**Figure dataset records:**
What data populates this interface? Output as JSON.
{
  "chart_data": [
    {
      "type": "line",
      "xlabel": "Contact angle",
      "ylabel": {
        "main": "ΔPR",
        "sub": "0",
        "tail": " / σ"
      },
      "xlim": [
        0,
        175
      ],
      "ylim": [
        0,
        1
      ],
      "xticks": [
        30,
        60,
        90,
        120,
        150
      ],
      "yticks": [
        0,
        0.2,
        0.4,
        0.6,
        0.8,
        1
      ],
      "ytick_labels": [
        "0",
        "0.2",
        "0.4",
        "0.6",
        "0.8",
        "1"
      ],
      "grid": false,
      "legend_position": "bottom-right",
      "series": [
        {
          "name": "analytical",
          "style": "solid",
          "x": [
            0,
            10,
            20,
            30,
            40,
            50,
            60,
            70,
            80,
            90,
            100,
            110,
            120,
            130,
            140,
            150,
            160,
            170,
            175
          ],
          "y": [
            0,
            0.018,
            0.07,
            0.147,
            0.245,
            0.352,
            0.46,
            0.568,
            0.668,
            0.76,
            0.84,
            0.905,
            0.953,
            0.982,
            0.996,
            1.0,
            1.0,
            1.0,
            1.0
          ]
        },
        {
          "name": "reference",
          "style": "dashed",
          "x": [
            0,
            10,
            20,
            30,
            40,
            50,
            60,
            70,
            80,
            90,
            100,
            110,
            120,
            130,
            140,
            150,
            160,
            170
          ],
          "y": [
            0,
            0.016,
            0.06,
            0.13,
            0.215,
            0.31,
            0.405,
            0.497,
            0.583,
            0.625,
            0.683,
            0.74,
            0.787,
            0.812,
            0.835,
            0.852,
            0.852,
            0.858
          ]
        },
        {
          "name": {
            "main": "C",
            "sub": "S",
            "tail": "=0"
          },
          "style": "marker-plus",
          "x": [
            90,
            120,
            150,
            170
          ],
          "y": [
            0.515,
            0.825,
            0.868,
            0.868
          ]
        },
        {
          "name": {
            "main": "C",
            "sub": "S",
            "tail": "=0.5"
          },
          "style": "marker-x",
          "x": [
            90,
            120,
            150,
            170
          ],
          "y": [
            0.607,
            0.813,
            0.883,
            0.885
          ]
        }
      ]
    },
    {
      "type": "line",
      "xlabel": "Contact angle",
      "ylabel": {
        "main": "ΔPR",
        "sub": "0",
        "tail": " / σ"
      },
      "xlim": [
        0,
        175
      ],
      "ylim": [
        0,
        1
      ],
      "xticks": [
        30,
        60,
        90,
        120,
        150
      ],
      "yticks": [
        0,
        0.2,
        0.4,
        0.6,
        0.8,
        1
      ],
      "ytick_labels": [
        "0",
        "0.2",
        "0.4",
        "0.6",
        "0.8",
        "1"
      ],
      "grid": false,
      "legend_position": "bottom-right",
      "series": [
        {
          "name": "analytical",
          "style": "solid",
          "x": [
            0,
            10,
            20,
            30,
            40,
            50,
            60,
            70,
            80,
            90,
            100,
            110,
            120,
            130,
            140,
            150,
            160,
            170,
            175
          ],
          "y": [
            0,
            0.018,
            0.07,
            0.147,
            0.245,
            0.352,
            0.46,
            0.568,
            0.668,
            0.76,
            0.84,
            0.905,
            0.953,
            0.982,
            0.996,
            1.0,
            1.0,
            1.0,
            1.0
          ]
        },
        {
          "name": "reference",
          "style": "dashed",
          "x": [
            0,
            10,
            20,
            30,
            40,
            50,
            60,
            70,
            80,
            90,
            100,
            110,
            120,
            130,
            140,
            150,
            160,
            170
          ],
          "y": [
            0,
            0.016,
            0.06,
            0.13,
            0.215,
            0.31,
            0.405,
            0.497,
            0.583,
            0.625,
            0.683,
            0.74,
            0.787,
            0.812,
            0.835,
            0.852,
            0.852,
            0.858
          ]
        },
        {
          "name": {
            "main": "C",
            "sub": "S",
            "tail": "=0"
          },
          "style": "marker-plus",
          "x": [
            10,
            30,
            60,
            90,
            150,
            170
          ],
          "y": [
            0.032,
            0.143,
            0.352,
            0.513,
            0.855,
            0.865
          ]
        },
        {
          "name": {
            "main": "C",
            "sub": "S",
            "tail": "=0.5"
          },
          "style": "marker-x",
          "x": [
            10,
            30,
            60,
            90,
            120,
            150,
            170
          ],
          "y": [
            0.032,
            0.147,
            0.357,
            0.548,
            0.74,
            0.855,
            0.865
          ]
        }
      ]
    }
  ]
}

**Task objective:** Take the entries and copy them out exactly.

**Exercise output:**
What data populates this interface? Output as JSON.
{
  "chart_data": [
    {
      "type": "line",
      "xlabel": "Contact angle",
      "ylabel": {
        "main": "ΔPR",
        "sub": "0",
        "tail": " / σ"
      },
      "xlim": [
        0,
        175
      ],
      "ylim": [
        0,
        1
      ],
      "xticks": [
        30,
        60,
        90,
        120,
        150
      ],
      "yticks": [
        0,
        0.2,
        0.4,
        0.6,
        0.8,
        1
      ],
      "ytick_labels": [
        "0",
        "0.2",
        "0.4",
        "0.6",
        "0.8",
        "1"
      ],
      "grid": false,
      "legend_position": "bottom-right",
      "series": [
        {
          "name": "analytical",
          "style": "solid",
          "x": [
            0,
            10,
            20,
            30,
            40,
            50,
            60,
            70,
            80,
            90,
            100,
            110,
            120,
            130,
            140,
            150,
            160,
            170,
            175
          ],
          "y": [
            0,
            0.018,
            0.07,
            0.147,
            0.245,
            0.352,
            0.46,
            0.568,
            0.668,
            0.76,
            0.84,
            0.905,
            0.953,
            0.982,
            0.996,
            1.0,
            1.0,
            1.0,
            1.0
          ]
        },
        {
          "name": "reference",
          "style": "dashed",
          "x": [
            0,
            10,
            20,
            30,
            40,
            50,
            60,
            70,
            80,
            90,
            100,
            110,
            120,
            130,
            140,
            150,
            160,
            170
          ],
          "y": [
            0,
            0.016,
            0.06,
            0.13,
            0.215,
            0.31,
            0.405,
            0.497,
            0.583,
            0.625,
            0.683,
            0.74,
            0.787,
            0.812,
            0.835,
            0.852,
            0.852,
            0.858
          ]
        },
        {
          "name": {
            "main": "C",
            "sub": "S",
            "tail": "=0"
          },
          "style": "marker-plus",
          "x": [
            90,
            120,
            150,
            170
          ],
          "y": [
            0.515,
            0.825,
            0.868,
            0.868
          ]
        },
        {
          "name": {
            "main": "C",
            "sub": "S",
            "tail": "=0.5"
          },
          "style": "marker-x",
          "x": [
            90,
            120,
            150,
            170
          ],
          "y": [
            0.607,
            0.813,
            0.883,
            0.885
          ]
        }
      ]
    },
    {
      "type": "line",
      "xlabel": "Contact angle",
      "ylabel": {
        "main": "ΔPR",
        "sub": "0",
        "tail": " / σ"
      },
      "xlim": [
        0,
        175
      ],
      "ylim": [
        0,
        1
      ],
      "xticks": [
        30,
        60,
        90,
        120,
        150
      ],
      "yticks": [
        0,
        0.2,
        0.4,
        0.6,
        0.8,
        1
      ],
      "ytick_labels": [
        "0",
        "0.2",
        "0.4",
        "0.6",
        "0.8",
        "1"
      ],
      "grid": false,
      "legend_position": "bottom-right",
      "series": [
        {
          "name": "analytical",
          "style": "solid",
          "x": [
            0,
            10,
            20,
            30,
            40,
            50,
            60,
            70,
            80,
            90,
            100,
            110,
            120,
            130,
            140,
            150,
            160,
            170,
            175
          ],
          "y": [
            0,
            0.018,
            0.07,
            0.147,
            0.245,
            0.352,
            0.46,
            0.568,
            0.668,
            0.76,
            0.84,
            0.905,
            0.953,
            0.982,
            0.996,
            1.0,
            1.0,
            1.0,
            1.0
          ]
        },
        {
          "name": "reference",
          "style": "dashed",
          "x": [
            0,
            10,
            20,
            30,
            40,
            50,
            60,
            70,
            80,
            90,
            100,
            110,
            120,
            130,
            140,
            150,
            160,
            170
          ],
          "y": [
            0,
            0.016,
            0.06,
            0.13,
            0.215,
            0.31,
            0.405,
            0.497,
            0.583,
            0.625,
            0.683,
            0.74,
            0.787,
            0.812,
            0.835,
            0.852,
            0.852,
            0.858
          ]
        },
        {
          "name": {
            "main": "C",
            "sub": "S",
            "tail": "=0"
          },
          "style": "marker-plus",
          "x": [
            10,
            30,
            60,
            90,
            150,
            170
          ],
          "y": [
            0.032,
            0.143,
            0.352,
            0.513,
            0.855,
            0.865
          ]
        },
        {
          "name": {
            "main": "C",
            "sub": "S",
            "tail": "=0.5"
          },
          "style": "marker-x",
          "x": [
            10,
            30,
            60,
            90,
            120,
            150,
            170
          ],
          "y": [
            0.032,
            0.147,
            0.357,
            0.548,
            0.74,
            0.855,
            0.865
          ]
        }
      ]
    }
  ]
}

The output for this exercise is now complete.